[WHAT IS EXPECTED] Output every line below exactly.

[INFORMATION SUPPLIED]
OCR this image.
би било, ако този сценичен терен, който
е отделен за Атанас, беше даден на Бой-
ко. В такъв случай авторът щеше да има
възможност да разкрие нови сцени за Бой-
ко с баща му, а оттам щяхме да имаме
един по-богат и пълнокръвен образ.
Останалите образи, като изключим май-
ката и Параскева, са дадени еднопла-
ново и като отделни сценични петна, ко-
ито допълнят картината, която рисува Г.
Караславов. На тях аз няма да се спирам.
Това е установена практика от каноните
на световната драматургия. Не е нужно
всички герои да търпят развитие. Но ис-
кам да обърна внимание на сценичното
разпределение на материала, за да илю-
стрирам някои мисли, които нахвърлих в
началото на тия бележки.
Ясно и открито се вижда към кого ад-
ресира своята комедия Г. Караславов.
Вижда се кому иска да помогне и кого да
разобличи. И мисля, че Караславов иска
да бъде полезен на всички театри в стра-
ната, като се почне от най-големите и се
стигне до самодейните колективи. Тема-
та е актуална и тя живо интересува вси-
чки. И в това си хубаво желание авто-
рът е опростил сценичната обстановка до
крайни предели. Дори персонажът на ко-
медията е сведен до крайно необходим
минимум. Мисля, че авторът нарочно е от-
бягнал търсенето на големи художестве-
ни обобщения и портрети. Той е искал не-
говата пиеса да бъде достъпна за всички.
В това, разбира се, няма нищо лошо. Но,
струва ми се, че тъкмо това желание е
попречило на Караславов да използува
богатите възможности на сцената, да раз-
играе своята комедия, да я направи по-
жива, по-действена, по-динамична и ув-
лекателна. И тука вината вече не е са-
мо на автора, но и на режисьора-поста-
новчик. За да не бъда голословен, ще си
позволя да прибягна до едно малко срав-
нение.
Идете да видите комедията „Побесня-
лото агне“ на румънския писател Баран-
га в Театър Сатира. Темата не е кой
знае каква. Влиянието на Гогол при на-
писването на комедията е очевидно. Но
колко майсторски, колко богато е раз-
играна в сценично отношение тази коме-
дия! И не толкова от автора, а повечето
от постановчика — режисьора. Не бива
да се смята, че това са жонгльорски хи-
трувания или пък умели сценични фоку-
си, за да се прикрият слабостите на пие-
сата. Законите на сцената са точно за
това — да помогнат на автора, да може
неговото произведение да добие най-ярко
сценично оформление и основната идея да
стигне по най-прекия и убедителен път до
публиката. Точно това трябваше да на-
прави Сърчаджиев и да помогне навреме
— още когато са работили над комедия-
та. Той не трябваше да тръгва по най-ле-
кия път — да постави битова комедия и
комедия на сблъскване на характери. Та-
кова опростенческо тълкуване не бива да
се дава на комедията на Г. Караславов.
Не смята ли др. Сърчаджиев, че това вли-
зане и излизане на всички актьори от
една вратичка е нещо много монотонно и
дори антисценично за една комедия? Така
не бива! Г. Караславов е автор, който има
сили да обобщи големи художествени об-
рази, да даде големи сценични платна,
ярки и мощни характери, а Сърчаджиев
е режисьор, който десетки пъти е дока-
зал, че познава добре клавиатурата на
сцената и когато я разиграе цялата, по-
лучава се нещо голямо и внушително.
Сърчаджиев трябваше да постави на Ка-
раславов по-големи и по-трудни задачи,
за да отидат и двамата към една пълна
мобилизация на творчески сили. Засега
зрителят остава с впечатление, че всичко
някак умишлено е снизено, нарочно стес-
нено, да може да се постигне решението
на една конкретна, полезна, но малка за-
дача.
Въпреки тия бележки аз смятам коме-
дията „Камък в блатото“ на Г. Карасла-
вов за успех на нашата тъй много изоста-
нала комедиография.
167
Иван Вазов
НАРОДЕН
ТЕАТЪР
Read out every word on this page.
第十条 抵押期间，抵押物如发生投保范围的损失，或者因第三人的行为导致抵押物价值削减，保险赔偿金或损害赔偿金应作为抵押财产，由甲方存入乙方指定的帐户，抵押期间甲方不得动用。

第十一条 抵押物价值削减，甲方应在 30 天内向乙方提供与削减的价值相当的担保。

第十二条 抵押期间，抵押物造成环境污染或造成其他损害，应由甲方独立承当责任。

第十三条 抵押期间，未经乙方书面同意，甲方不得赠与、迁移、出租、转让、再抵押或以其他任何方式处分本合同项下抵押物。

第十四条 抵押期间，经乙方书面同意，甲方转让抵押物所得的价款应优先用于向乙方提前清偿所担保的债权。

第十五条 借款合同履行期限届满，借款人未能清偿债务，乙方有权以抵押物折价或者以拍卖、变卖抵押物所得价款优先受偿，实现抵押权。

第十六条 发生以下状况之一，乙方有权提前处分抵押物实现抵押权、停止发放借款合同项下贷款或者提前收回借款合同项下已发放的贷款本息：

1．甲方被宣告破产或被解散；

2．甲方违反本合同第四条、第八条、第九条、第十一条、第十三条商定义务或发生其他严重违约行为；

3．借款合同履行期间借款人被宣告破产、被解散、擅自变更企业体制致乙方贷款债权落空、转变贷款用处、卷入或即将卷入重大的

[OUTPUT]
OCR this image.
би било, ако този сценичен терен, който
е отделен за Атанас, беше даден на Бой-
ко. В такъв случай авторът щеше да има
възможност да разкрие нови сцени за Бой-
ко с баща му, а оттам щяхме да имаме
един по-богат и пълнокръвен образ.
Останалите образи, като изключим май-
ката и Параскева, са дадени еднопла-
ново и като отделни сценични петна, ко-
ито допълнят картината, която рисува Г.
Караславов. На тях аз няма да се спирам.
Това е установена практика от каноните
на световната драматургия. Не е нужно
всички герои да търпят развитие. Но ис-
кам да обърна внимание на сценичното
разпределение на материала, за да илю-
стрирам някои мисли, които нахвърлих в
началото на тия бележки.
Ясно и открито се вижда към кого ад-
ресира своята комедия Г. Караславов.
Вижда се кому иска да помогне и кого да
разобличи. И мисля, че Караславов иска
да бъде полезен на всички театри в стра-
ната, като се почне от най-големите и се
стигне до самодейните колективи. Тема-
та е актуална и тя живо интересува вси-
чки. И в това си хубаво желание авто-
рът е опростил сценичната обстановка до
крайни предели. Дори персонажът на ко-
медията е сведен до крайно необходим
минимум. Мисля, че авторът нарочно е от-
бягнал търсенето на големи художестве-
ни обобщения и портрети. Той е искал не-
говата пиеса да бъде достъпна за всички.
В това, разбира се, няма нищо лошо. Но,
струва ми се, че тъкмо това желание е
попречило на Караславов да използува
богатите възможности на сцената, да раз-
играе своята комедия, да я направи по-
жива, по-действена, по-динамична и ув-
лекателна. И тука вината вече не е са-
мо на автора, но и на режисьора-поста-
новчик. За да не бъда голословен, ще си
позволя да прибягна до едно малко срав-
нение.
Идете да видите комедията „Побесня-
лото агне“ на румънския писател Баран-
га в Театър Сатира. Темата не е кой
знае каква. Влиянието на Гогол при на-
писването на комедията е очевидно. Но
колко майсторски, колко богато е раз-
играна в сценично отношение тази коме-
дия! И не толкова от автора, а повечето
от постановчика — режисьора. Не бива
да се смята, че това са жонгльорски хи-
трувания или пък умели сценични фоку-
си, за да се прикрият слабостите на пие-
сата. Законите на сцената са точно за
това — да помогнат на автора, да може
неговото произведение да добие най-ярко
сценично оформление и основната идея да
стигне по най-прекия и убедителен път до
публиката. Точно това трябваше да на-
прави Сърчаджиев и да помогне навреме
— още когато са работили над комедия-
та. Той не трябваше да тръгва по най-ле-
кия път — да постави битова комедия и
комедия на сблъскване на характери. Та-
кова опростенческо тълкуване не бива да
се дава на комедията на Г. Караславов.
Не смята ли др. Сърчаджиев, че това вли-
зане и излизане на всички актьори от
една вратичка е нещо много монотонно и
дори антисценично за една комедия? Така
не бива! Г. Караславов е автор, който има
сили да обобщи големи художествени об-
рази, да даде големи сценични платна,
ярки и мощни характери, а Сърчаджиев
е режисьор, който десетки пъти е дока-
зал, че познава добре клавиатурата на
сцената и когато я разиграе цялата, по-
лучава се нещо голямо и внушително.
Сърчаджиев трябваше да постави на Ка-
раславов по-големи и по-трудни задачи,
за да отидат и двамата към една пълна
мобилизация на творчески сили. Засега
зрителят остава с впечатление, че всичко
някак умишлено е снизено, нарочно стес-
нено, да може да се постигне решението
на една конкретна, полезна, но малка за-
дача.
Въпреки тия бележки аз смятам коме-
дията „Камък в блатото“ на Г. Карасла-
вов за успех на нашата тъй много изоста-
нала комедиография.
167
Иван Вазов
НАРОДЕН
ТЕАТЪР
Read out every word on this page.
第十条 抵押期间，抵押物如发生投保范围的损失，或者因第三人的行为导致抵押物价值削减，保险赔偿金或损害赔偿金应作为抵押财产，由甲方存入乙方指定的帐户，抵押期间甲方不得动用。

第十一条 抵押物价值削减，甲方应在 30 天内向乙方提供与削减的价值相当的担保。

第十二条 抵押期间，抵押物造成环境污染或造成其他损害，应由甲方独立承当责任。

第十三条 抵押期间，未经乙方书面同意，甲方不得赠与、迁移、出租、转让、再抵押或以其他任何方式处分本合同项下抵押物。

第十四条 抵押期间，经乙方书面同意，甲方转让抵押物所得的价款应优先用于向乙方提前清偿所担保的债权。

第十五条 借款合同履行期限届满，借款人未能清偿债务，乙方有权以抵押物折价或者以拍卖、变卖抵押物所得价款优先受偿，实现抵押权。

第十六条 发生以下状况之一，乙方有权提前处分抵押物实现抵押权、停止发放借款合同项下贷款或者提前收回借款合同项下已发放的贷款本息：

1．甲方被宣告破产或被解散；

2．甲方违反本合同第四条、第八条、第九条、第十一条、第十三条商定义务或发生其他严重违约行为；

3．借款合同履行期间借款人被宣告破产、被解散、擅自变更企业体制致乙方贷款债权落空、转变贷款用处、卷入或即将卷入重大的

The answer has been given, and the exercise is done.